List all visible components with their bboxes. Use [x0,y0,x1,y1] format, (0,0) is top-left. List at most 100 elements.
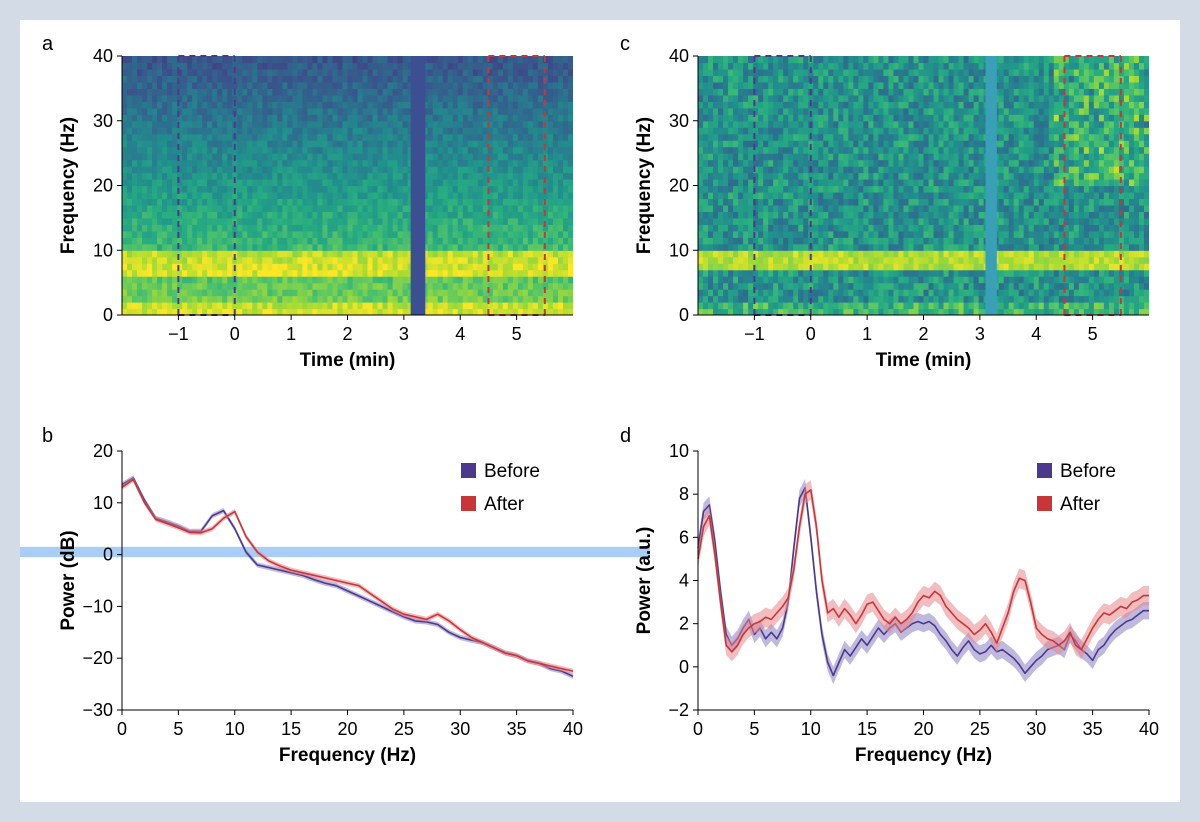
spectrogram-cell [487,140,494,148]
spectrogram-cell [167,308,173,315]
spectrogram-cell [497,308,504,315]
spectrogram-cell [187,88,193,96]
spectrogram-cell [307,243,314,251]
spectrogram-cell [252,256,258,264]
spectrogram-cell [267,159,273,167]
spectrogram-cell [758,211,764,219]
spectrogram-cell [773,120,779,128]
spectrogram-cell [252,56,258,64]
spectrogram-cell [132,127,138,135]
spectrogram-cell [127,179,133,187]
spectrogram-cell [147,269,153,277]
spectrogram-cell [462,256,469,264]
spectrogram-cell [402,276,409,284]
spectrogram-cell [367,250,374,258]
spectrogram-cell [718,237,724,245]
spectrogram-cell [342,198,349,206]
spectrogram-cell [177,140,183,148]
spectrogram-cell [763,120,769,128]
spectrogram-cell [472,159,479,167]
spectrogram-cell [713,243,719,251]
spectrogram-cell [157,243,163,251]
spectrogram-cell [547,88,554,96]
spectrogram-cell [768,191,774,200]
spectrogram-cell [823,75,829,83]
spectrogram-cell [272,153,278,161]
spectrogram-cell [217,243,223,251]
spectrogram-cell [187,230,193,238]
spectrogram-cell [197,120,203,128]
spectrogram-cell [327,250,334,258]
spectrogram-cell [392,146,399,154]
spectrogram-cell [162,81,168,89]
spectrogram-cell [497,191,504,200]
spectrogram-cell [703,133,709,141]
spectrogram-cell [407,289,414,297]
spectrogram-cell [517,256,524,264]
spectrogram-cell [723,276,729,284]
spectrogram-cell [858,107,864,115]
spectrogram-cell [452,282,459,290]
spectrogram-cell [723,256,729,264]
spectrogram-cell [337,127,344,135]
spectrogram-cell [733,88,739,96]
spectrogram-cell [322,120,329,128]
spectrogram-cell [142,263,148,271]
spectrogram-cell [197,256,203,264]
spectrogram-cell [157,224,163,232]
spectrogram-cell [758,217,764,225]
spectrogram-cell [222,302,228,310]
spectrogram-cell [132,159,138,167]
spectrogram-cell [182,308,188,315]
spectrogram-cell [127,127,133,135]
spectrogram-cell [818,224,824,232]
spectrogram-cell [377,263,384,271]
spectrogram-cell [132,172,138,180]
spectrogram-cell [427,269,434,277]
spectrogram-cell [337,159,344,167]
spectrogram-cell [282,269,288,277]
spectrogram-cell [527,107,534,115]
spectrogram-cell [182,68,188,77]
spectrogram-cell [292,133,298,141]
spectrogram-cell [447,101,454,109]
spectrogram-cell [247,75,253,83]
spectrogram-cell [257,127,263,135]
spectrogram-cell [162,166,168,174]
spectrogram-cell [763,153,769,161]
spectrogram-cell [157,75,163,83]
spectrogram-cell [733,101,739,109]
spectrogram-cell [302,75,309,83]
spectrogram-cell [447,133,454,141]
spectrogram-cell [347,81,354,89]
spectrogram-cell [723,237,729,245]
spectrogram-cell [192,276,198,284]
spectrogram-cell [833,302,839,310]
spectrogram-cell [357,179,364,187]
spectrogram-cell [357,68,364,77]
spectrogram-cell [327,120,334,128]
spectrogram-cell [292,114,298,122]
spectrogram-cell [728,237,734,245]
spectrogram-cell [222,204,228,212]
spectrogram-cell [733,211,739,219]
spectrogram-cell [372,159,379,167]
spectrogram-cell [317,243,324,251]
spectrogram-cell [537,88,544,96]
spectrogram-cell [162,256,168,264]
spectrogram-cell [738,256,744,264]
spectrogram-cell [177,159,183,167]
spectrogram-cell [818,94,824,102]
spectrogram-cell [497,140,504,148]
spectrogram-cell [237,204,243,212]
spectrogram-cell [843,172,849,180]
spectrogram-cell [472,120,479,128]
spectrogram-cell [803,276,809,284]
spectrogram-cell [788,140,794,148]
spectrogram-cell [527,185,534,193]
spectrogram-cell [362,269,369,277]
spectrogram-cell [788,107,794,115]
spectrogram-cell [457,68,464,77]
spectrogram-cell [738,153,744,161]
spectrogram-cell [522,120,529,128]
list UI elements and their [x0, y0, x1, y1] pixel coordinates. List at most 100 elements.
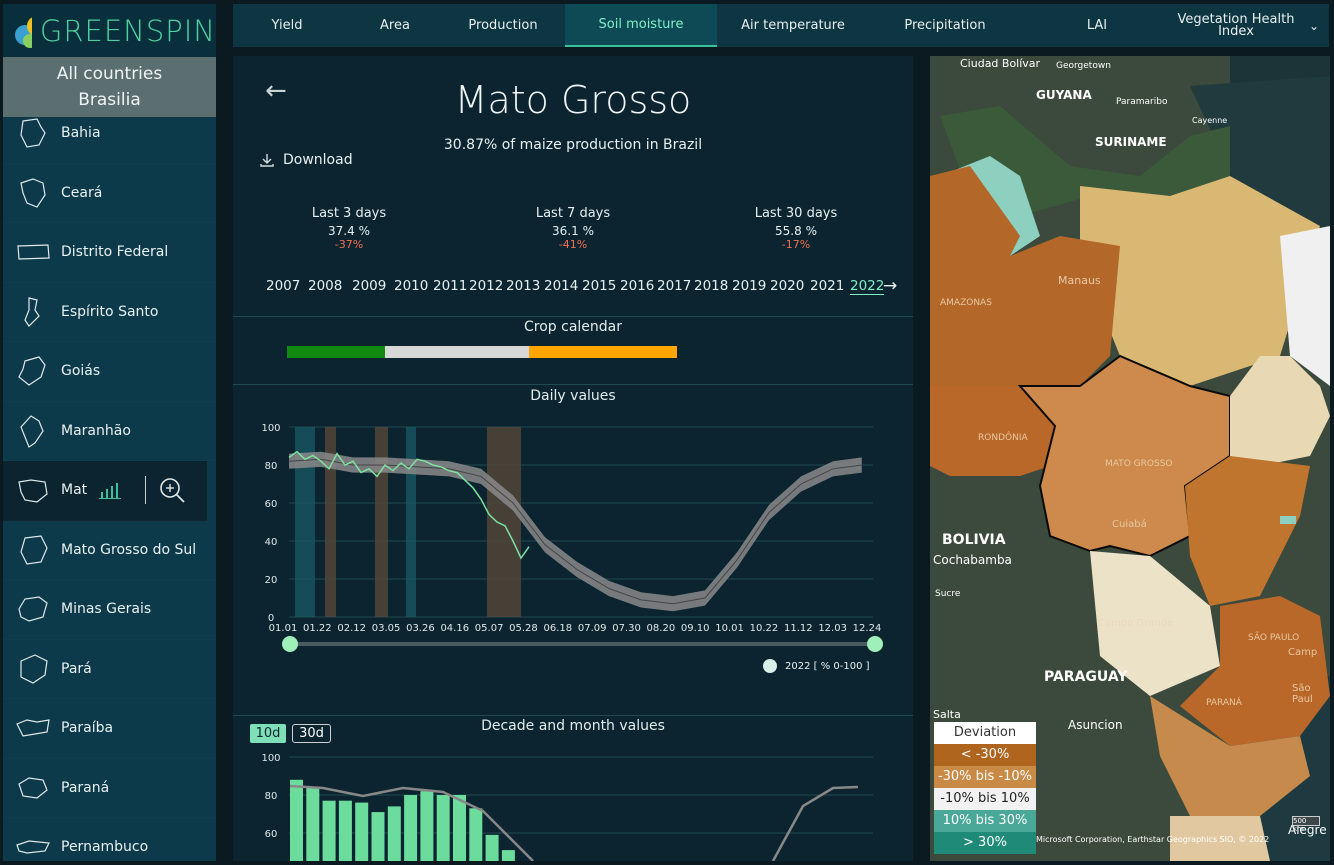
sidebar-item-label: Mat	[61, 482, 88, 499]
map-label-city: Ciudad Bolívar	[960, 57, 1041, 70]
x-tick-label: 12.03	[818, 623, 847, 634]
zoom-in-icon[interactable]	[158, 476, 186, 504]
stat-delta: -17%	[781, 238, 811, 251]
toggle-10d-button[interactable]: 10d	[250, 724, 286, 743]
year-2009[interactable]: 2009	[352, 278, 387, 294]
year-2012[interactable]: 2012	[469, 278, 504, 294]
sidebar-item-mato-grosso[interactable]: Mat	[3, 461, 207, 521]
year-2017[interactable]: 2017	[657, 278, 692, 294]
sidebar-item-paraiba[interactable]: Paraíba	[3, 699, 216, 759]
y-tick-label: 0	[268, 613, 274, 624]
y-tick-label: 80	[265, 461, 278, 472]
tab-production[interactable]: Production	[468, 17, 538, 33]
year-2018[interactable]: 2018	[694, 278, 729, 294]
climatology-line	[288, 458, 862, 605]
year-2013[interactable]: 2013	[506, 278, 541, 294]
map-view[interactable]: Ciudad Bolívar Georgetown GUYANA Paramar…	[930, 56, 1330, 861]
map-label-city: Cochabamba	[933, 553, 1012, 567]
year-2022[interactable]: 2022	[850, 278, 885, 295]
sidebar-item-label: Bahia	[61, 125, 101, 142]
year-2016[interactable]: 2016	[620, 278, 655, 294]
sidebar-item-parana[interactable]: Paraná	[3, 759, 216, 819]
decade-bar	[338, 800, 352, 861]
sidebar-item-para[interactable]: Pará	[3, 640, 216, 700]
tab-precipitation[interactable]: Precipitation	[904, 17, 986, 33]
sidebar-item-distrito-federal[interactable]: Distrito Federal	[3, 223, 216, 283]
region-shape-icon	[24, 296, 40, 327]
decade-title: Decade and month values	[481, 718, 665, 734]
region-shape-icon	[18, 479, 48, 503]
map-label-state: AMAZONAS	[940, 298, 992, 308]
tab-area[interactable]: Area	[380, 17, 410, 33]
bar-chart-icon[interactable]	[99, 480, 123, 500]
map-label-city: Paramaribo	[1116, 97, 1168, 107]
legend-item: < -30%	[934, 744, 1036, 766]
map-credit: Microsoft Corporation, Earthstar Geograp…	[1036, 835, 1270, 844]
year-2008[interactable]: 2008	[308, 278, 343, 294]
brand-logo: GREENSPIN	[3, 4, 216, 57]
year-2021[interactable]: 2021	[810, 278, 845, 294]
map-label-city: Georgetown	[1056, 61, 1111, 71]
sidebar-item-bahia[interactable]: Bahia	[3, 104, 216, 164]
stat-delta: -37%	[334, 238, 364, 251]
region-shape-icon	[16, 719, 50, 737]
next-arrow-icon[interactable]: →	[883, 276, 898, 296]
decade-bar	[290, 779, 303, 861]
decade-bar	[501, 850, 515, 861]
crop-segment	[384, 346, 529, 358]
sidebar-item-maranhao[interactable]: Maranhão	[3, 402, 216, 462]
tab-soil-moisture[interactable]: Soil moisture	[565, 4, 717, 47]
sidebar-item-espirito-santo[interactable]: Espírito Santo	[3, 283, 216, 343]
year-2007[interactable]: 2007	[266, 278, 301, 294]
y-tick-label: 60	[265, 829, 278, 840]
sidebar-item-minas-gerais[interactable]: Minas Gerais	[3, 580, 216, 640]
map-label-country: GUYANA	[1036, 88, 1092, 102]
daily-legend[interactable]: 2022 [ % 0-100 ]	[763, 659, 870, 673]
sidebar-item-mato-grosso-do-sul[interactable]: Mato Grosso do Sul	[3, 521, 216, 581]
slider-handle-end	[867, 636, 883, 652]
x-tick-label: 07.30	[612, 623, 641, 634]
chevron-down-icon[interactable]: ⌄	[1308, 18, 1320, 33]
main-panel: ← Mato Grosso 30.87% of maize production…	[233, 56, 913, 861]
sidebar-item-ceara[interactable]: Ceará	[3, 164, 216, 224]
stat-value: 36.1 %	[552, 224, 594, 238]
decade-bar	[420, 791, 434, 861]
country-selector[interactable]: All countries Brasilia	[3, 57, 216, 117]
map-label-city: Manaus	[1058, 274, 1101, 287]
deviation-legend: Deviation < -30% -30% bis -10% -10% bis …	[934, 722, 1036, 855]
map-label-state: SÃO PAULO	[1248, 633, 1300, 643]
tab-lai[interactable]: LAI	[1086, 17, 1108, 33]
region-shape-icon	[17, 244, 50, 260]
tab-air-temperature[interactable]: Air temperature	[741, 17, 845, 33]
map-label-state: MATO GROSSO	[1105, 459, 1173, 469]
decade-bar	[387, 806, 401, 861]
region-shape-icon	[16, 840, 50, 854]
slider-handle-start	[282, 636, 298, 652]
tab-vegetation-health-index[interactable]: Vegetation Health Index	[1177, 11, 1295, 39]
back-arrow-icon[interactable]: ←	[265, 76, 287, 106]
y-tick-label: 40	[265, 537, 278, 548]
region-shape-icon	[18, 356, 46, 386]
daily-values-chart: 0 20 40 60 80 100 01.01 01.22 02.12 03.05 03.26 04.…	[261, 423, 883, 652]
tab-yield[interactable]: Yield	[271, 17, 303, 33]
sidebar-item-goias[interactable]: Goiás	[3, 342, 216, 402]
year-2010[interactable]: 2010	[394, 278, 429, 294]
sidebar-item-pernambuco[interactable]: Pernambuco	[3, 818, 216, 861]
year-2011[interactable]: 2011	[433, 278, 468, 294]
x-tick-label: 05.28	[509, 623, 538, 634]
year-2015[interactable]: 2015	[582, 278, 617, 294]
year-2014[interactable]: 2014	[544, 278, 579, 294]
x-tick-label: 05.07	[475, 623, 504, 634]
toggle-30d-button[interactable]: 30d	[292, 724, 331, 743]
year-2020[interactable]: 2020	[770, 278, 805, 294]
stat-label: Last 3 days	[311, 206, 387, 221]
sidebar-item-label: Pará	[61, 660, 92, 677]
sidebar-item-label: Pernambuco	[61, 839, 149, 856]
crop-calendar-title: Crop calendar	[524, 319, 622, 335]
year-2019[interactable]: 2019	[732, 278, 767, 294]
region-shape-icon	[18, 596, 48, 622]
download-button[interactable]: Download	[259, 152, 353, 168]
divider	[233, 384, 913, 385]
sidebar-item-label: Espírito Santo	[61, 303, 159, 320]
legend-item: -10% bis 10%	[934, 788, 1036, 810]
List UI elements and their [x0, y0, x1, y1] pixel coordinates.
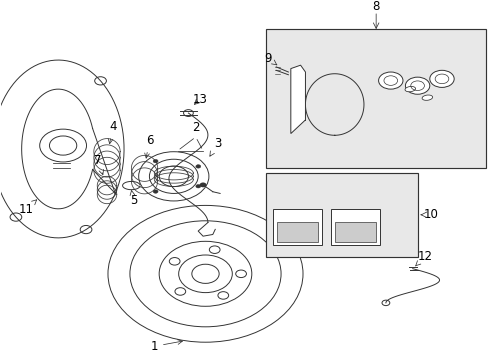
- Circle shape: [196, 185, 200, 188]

Exercise goal: Please render the lines of the entries running from the line containing "482, 88, 499]" through the line containing "278, 387, 294]", both included, as a numbered list of only those lines, omitting any blank lines.

Task result:
1. sidebar-item-label: Mat	[61, 482, 88, 499]
2. map-label-city: Ciudad Bolívar	[960, 57, 1041, 70]
3. x-tick-label: 12.03	[818, 623, 847, 634]
4. zoom-in-icon[interactable]	[158, 476, 186, 504]
5. stat-delta: -17%	[781, 238, 811, 251]
6. toggle-10d-button[interactable]: 10d	[250, 724, 286, 743]
7. year-2009[interactable]: 2009	[352, 278, 387, 294]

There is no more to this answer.